EXERCISE PROMPT: Quote every line as given.

THE RECORDS:
[Begin]

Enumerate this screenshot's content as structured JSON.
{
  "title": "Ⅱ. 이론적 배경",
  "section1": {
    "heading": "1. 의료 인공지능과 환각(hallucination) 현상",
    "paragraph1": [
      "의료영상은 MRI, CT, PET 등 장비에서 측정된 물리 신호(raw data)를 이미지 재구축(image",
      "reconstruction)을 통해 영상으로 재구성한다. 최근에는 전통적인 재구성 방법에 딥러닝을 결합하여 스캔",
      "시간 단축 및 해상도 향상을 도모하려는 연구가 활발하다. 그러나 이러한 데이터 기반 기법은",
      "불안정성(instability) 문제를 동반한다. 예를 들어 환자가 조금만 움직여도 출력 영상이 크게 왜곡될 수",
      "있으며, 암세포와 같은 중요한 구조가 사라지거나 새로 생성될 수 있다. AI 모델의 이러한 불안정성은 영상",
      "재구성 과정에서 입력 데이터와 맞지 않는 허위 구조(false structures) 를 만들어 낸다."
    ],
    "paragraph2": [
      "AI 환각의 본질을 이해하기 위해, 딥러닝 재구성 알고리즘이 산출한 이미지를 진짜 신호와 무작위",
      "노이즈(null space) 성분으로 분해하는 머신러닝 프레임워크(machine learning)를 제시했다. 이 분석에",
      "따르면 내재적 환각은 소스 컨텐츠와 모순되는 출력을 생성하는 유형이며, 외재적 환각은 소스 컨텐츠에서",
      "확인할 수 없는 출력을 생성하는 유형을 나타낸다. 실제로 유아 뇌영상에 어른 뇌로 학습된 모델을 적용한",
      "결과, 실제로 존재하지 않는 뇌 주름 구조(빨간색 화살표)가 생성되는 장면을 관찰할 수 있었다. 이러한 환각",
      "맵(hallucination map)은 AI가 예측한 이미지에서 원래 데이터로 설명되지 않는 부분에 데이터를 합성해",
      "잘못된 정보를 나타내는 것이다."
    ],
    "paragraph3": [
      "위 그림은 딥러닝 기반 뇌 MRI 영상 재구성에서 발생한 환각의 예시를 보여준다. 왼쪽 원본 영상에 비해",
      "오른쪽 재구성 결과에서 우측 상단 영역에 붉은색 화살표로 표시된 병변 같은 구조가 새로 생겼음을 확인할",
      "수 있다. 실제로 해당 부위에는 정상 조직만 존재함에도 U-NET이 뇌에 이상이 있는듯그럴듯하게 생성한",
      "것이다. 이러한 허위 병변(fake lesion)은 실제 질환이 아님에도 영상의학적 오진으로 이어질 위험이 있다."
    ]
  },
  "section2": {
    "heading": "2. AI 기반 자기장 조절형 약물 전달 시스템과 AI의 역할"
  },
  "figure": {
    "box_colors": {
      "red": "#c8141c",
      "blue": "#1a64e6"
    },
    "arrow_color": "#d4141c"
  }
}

[End]

OUTPUT FOR THIS TASK:
Enumerate this screenshot's content as structured JSON.
{
  "title": "Ⅱ. 이론적 배경",
  "section1": {
    "heading": "1. 의료 인공지능과 환각(hallucination) 현상",
    "paragraph1": [
      "의료영상은 MRI, CT, PET 등 장비에서 측정된 물리 신호(raw data)를 이미지 재구축(image",
      "reconstruction)을 통해 영상으로 재구성한다. 최근에는 전통적인 재구성 방법에 딥러닝을 결합하여 스캔",
      "시간 단축 및 해상도 향상을 도모하려는 연구가 활발하다. 그러나 이러한 데이터 기반 기법은",
      "불안정성(instability) 문제를 동반한다. 예를 들어 환자가 조금만 움직여도 출력 영상이 크게 왜곡될 수",
      "있으며, 암세포와 같은 중요한 구조가 사라지거나 새로 생성될 수 있다. AI 모델의 이러한 불안정성은 영상",
      "재구성 과정에서 입력 데이터와 맞지 않는 허위 구조(false structures) 를 만들어 낸다."
    ],
    "paragraph2": [
      "AI 환각의 본질을 이해하기 위해, 딥러닝 재구성 알고리즘이 산출한 이미지를 진짜 신호와 무작위",
      "노이즈(null space) 성분으로 분해하는 머신러닝 프레임워크(machine learning)를 제시했다. 이 분석에",
      "따르면 내재적 환각은 소스 컨텐츠와 모순되는 출력을 생성하는 유형이며, 외재적 환각은 소스 컨텐츠에서",
      "확인할 수 없는 출력을 생성하는 유형을 나타낸다. 실제로 유아 뇌영상에 어른 뇌로 학습된 모델을 적용한",
      "결과, 실제로 존재하지 않는 뇌 주름 구조(빨간색 화살표)가 생성되는 장면을 관찰할 수 있었다. 이러한 환각",
      "맵(hallucination map)은 AI가 예측한 이미지에서 원래 데이터로 설명되지 않는 부분에 데이터를 합성해",
      "잘못된 정보를 나타내는 것이다."
    ],
    "paragraph3": [
      "위 그림은 딥러닝 기반 뇌 MRI 영상 재구성에서 발생한 환각의 예시를 보여준다. 왼쪽 원본 영상에 비해",
      "오른쪽 재구성 결과에서 우측 상단 영역에 붉은색 화살표로 표시된 병변 같은 구조가 새로 생겼음을 확인할",
      "수 있다. 실제로 해당 부위에는 정상 조직만 존재함에도 U-NET이 뇌에 이상이 있는듯그럴듯하게 생성한",
      "것이다. 이러한 허위 병변(fake lesion)은 실제 질환이 아님에도 영상의학적 오진으로 이어질 위험이 있다."
    ]
  },
  "section2": {
    "heading": "2. AI 기반 자기장 조절형 약물 전달 시스템과 AI의 역할"
  },
  "figure": {
    "box_colors": {
      "red": "#c8141c",
      "blue": "#1a64e6"
    },
    "arrow_color": "#d4141c"
  }
}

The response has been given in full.